Materials provided:

··········

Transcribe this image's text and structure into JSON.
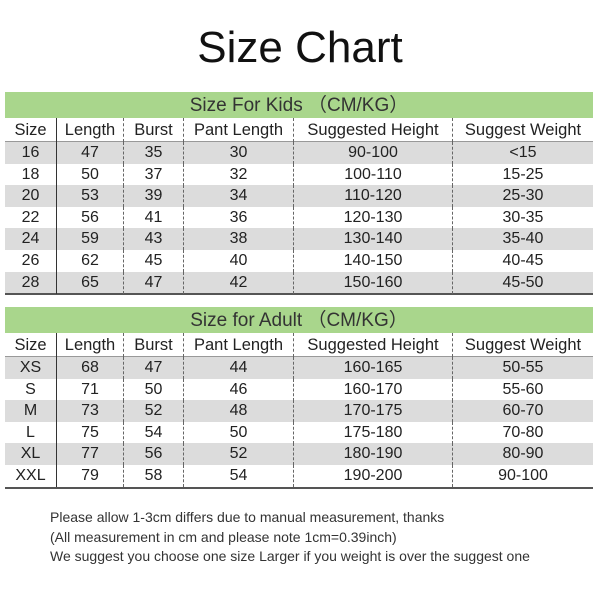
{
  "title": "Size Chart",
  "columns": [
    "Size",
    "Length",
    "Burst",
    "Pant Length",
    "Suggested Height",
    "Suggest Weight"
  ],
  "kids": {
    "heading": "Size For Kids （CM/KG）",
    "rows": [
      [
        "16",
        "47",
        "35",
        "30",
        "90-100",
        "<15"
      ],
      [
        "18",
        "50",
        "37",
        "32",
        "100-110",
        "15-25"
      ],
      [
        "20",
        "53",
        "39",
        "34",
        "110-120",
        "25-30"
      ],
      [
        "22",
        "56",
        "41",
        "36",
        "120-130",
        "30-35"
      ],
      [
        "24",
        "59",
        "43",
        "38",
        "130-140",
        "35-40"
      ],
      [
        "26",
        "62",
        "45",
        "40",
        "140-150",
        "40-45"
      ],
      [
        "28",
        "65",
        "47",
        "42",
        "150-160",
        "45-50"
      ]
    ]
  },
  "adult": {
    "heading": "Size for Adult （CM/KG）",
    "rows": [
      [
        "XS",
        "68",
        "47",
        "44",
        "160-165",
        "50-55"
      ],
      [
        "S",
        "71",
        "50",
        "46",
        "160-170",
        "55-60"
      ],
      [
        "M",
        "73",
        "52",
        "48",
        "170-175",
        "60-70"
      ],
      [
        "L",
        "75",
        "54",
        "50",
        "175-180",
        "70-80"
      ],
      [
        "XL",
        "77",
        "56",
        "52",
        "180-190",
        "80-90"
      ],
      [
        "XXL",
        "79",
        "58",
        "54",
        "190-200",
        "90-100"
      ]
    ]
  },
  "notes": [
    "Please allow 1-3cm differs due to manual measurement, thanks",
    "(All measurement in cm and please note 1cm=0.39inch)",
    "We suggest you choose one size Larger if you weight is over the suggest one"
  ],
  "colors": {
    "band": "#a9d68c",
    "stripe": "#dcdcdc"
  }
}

··········

Write out the listing above exactly as it stands, pictures excluded.

Result for this task:
Transcribe this image's text and structure into JSON.
{
  "title": "Size Chart",
  "columns": [
    "Size",
    "Length",
    "Burst",
    "Pant Length",
    "Suggested Height",
    "Suggest Weight"
  ],
  "kids": {
    "heading": "Size For Kids （CM/KG）",
    "rows": [
      [
        "16",
        "47",
        "35",
        "30",
        "90-100",
        "<15"
      ],
      [
        "18",
        "50",
        "37",
        "32",
        "100-110",
        "15-25"
      ],
      [
        "20",
        "53",
        "39",
        "34",
        "110-120",
        "25-30"
      ],
      [
        "22",
        "56",
        "41",
        "36",
        "120-130",
        "30-35"
      ],
      [
        "24",
        "59",
        "43",
        "38",
        "130-140",
        "35-40"
      ],
      [
        "26",
        "62",
        "45",
        "40",
        "140-150",
        "40-45"
      ],
      [
        "28",
        "65",
        "47",
        "42",
        "150-160",
        "45-50"
      ]
    ]
  },
  "adult": {
    "heading": "Size for Adult （CM/KG）",
    "rows": [
      [
        "XS",
        "68",
        "47",
        "44",
        "160-165",
        "50-55"
      ],
      [
        "S",
        "71",
        "50",
        "46",
        "160-170",
        "55-60"
      ],
      [
        "M",
        "73",
        "52",
        "48",
        "170-175",
        "60-70"
      ],
      [
        "L",
        "75",
        "54",
        "50",
        "175-180",
        "70-80"
      ],
      [
        "XL",
        "77",
        "56",
        "52",
        "180-190",
        "80-90"
      ],
      [
        "XXL",
        "79",
        "58",
        "54",
        "190-200",
        "90-100"
      ]
    ]
  },
  "notes": [
    "Please allow 1-3cm differs due to manual measurement, thanks",
    "(All measurement in cm and please note 1cm=0.39inch)",
    "We suggest you choose one size Larger if you weight is over the suggest one"
  ],
  "colors": {
    "band": "#a9d68c",
    "stripe": "#dcdcdc"
  }
}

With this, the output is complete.